> [What needs to be done]: Please express each line of the data below as a Markdown table with two columns, n for the row number and Line for the line itself, leaving out any blank lines.

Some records
▬▬▬▬▬▬

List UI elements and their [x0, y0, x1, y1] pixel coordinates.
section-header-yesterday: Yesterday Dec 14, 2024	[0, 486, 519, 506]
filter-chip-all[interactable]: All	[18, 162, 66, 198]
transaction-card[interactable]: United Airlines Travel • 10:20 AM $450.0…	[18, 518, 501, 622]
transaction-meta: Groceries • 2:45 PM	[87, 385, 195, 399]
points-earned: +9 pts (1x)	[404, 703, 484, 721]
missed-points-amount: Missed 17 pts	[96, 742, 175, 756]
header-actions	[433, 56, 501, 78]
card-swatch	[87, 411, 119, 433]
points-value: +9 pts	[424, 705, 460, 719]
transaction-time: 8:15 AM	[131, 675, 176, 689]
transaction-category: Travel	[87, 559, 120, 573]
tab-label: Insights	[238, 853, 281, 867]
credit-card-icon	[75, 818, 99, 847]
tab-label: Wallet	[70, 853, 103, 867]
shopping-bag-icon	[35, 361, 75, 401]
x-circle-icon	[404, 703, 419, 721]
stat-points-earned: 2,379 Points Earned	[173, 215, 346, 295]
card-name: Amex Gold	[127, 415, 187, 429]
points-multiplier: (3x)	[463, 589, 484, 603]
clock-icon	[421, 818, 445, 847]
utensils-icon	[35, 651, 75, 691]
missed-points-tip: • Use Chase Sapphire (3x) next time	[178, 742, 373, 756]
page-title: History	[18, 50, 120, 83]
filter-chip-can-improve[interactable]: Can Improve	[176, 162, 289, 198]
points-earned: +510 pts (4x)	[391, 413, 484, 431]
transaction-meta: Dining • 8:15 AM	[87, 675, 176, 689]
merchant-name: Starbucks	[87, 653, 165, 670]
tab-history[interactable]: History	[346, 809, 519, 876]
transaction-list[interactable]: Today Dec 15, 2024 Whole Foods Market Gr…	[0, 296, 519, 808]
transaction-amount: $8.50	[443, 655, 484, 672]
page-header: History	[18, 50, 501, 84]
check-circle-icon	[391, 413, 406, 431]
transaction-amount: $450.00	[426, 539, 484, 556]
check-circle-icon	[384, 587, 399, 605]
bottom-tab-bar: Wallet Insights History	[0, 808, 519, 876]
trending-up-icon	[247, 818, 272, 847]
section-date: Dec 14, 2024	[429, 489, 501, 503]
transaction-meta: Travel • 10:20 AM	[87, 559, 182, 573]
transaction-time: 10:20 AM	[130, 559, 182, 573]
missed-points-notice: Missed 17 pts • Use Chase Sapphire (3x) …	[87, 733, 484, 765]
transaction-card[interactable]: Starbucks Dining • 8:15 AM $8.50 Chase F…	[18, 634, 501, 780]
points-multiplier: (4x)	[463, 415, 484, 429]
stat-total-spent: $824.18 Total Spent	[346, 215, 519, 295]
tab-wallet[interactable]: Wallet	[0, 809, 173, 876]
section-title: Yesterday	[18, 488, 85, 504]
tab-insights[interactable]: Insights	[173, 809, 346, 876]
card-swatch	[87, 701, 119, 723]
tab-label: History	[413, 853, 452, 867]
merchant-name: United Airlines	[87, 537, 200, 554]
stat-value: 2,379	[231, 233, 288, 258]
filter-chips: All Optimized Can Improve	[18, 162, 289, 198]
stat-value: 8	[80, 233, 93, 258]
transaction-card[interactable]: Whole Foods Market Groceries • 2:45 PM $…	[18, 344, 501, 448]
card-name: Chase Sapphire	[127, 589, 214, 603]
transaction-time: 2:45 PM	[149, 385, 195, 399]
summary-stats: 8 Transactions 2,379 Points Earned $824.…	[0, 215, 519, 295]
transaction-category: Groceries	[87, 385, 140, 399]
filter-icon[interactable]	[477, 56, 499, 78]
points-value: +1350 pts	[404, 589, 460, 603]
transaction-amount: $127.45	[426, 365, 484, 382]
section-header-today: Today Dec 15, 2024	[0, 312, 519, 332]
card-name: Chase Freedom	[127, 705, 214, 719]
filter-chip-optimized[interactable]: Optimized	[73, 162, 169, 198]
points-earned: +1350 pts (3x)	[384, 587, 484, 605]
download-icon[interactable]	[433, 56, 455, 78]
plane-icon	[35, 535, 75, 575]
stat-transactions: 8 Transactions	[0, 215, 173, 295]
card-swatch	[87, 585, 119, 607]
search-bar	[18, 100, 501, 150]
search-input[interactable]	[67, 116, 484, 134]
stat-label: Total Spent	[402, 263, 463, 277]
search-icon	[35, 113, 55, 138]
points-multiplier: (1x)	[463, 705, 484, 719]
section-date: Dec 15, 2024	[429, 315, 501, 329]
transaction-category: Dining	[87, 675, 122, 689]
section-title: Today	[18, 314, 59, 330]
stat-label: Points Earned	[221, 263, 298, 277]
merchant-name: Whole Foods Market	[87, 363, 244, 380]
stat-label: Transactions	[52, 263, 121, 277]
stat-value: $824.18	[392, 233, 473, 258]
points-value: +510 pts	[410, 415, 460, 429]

▬▬▬▬▬▬

> [The result]:
| n | Line |
|---|---|
| 1 | List UI elements and their [x0, y0, x1, y1] pixel coordinates. |
| 2 | section-header-yesterday: Yesterday Dec 14, 2024	[0, 486, 519, 506] |
| 3 | filter-chip-all[interactable]: All	[18, 162, 66, 198] |
| 4 | transaction-card[interactable]: United Airlines Travel • 10:20 AM $450.0…	[18, 518, 501, 622] |
| 5 | transaction-meta: Groceries • 2:45 PM	[87, 385, 195, 399] |
| 6 | points-earned: +9 pts (1x)	[404, 703, 484, 721] |
| 7 | missed-points-amount: Missed 17 pts	[96, 742, 175, 756] |
| 8 | header-actions	[433, 56, 501, 78] |
| 9 | card-swatch	[87, 411, 119, 433] |
| 10 | points-value: +9 pts	[424, 705, 460, 719] |
| 11 | transaction-time: 8:15 AM	[131, 675, 176, 689] |
| 12 | transaction-category: Travel	[87, 559, 120, 573] |
| 13 | tab-label: Insights	[238, 853, 281, 867] |
| 14 | credit-card-icon	[75, 818, 99, 847] |
| 15 | tab-label: Wallet	[70, 853, 103, 867] |
| 16 | shopping-bag-icon	[35, 361, 75, 401] |
| 17 | x-circle-icon	[404, 703, 419, 721] |
| 18 | stat-points-earned: 2,379 Points Earned	[173, 215, 346, 295] |
| 19 | card-name: Amex Gold	[127, 415, 187, 429] |
| 20 | points-multiplier: (3x)	[463, 589, 484, 603] |
| 21 | clock-icon	[421, 818, 445, 847] |
| 22 | utensils-icon	[35, 651, 75, 691] |
| 23 | missed-points-tip: • Use Chase Sapphire (3x) next time	[178, 742, 373, 756] |
| 24 | page-title: History	[18, 50, 120, 83] |
| 25 | filter-chip-can-improve[interactable]: Can Improve	[176, 162, 289, 198] |
| 26 | points-earned: +510 pts (4x)	[391, 413, 484, 431] |
| 27 | transaction-meta: Dining • 8:15 AM	[87, 675, 176, 689] |
| 28 | merchant-name: Starbucks	[87, 653, 165, 670] |
| 29 | tab-history[interactable]: History	[346, 809, 519, 876] |
| 30 | transaction-list[interactable]: Today Dec 15, 2024 Whole Foods Market Gr…	[0, 296, 519, 808] |
| 31 | transaction-amount: $8.50	[443, 655, 484, 672] |
| 32 | page-header: History	[18, 50, 501, 84] |
| 33 | check-circle-icon	[391, 413, 406, 431] |
| 34 | transaction-amount: $450.00	[426, 539, 484, 556] |
| 35 | check-circle-icon	[384, 587, 399, 605] |
| 36 | bottom-tab-bar: Wallet Insights History	[0, 808, 519, 876] |
| 37 | trending-up-icon	[247, 818, 272, 847] |
| 38 | section-date: Dec 14, 2024	[429, 489, 501, 503] |
| 39 | transaction-meta: Travel • 10:20 AM	[87, 559, 182, 573] |
| 40 | transaction-time: 10:20 AM	[130, 559, 182, 573] |
| 41 | missed-points-notice: Missed 17 pts • Use Chase Sapphire (3x) …	[87, 733, 484, 765] |
| 42 | transaction-card[interactable]: Starbucks Dining • 8:15 AM $8.50 Chase F…	[18, 634, 501, 780] |
| 43 | points-multiplier: (4x)	[463, 415, 484, 429] |
| 44 | stat-total-spent: $824.18 Total Spent	[346, 215, 519, 295] |
| 45 | tab-wallet[interactable]: Wallet	[0, 809, 173, 876] |
| 46 | section-title: Yesterday	[18, 488, 85, 504] |
| 47 | tab-insights[interactable]: Insights	[173, 809, 346, 876] |
| 48 | card-swatch	[87, 701, 119, 723] |
| 49 | tab-label: History	[413, 853, 452, 867] |
| 50 | merchant-name: United Airlines	[87, 537, 200, 554] |
| 51 | stat-value: 2,379	[231, 233, 288, 258] |
| 52 | filter-chips: All Optimized Can Improve	[18, 162, 289, 198] |
| 53 | stat-value: 8	[80, 233, 93, 258] |
| 54 | transaction-card[interactable]: Whole Foods Market Groceries • 2:45 PM $…	[18, 344, 501, 448] |
| 55 | card-name: Chase Sapphire	[127, 589, 214, 603] |
| 56 | transaction-time: 2:45 PM	[149, 385, 195, 399] |
| 57 | summary-stats: 8 Transactions 2,379 Points Earned $824.…	[0, 215, 519, 295] |
| 58 | transaction-category: Groceries	[87, 385, 140, 399] |
| 59 | filter-icon[interactable]	[477, 56, 499, 78] |
| 60 | points-value: +1350 pts	[404, 589, 460, 603] |
| 61 | transaction-amount: $127.45	[426, 365, 484, 382] |
| 62 | section-header-today: Today Dec 15, 2024	[0, 312, 519, 332] |
| 63 | card-name: Chase Freedom	[127, 705, 214, 719] |
| 64 | filter-chip-optimized[interactable]: Optimized	[73, 162, 169, 198] |
| 65 | points-earned: +1350 pts (3x)	[384, 587, 484, 605] |
| 66 | download-icon[interactable]	[433, 56, 455, 78] |
| 67 | plane-icon	[35, 535, 75, 575] |
| 68 | stat-transactions: 8 Transactions	[0, 215, 173, 295] |
| 69 | card-swatch	[87, 585, 119, 607] |
| 70 | search-bar	[18, 100, 501, 150] |
| 71 | search-input[interactable]	[67, 116, 484, 134] |
| 72 | stat-label: Total Spent	[402, 263, 463, 277] |
| 73 | search-icon	[35, 113, 55, 138] |
| 74 | points-multiplier: (1x)	[463, 705, 484, 719] |
| 75 | section-date: Dec 15, 2024	[429, 315, 501, 329] |
| 76 | transaction-category: Dining	[87, 675, 122, 689] |
| 77 | section-title: Today	[18, 314, 59, 330] |
| 78 | stat-label: Points Earned	[221, 263, 298, 277] |
| 79 | merchant-name: Whole Foods Market	[87, 363, 244, 380] |
| 80 | stat-label: Transactions	[52, 263, 121, 277] |
| 81 | stat-value: $824.18	[392, 233, 473, 258] |
| 82 | points-value: +510 pts	[410, 415, 460, 429] |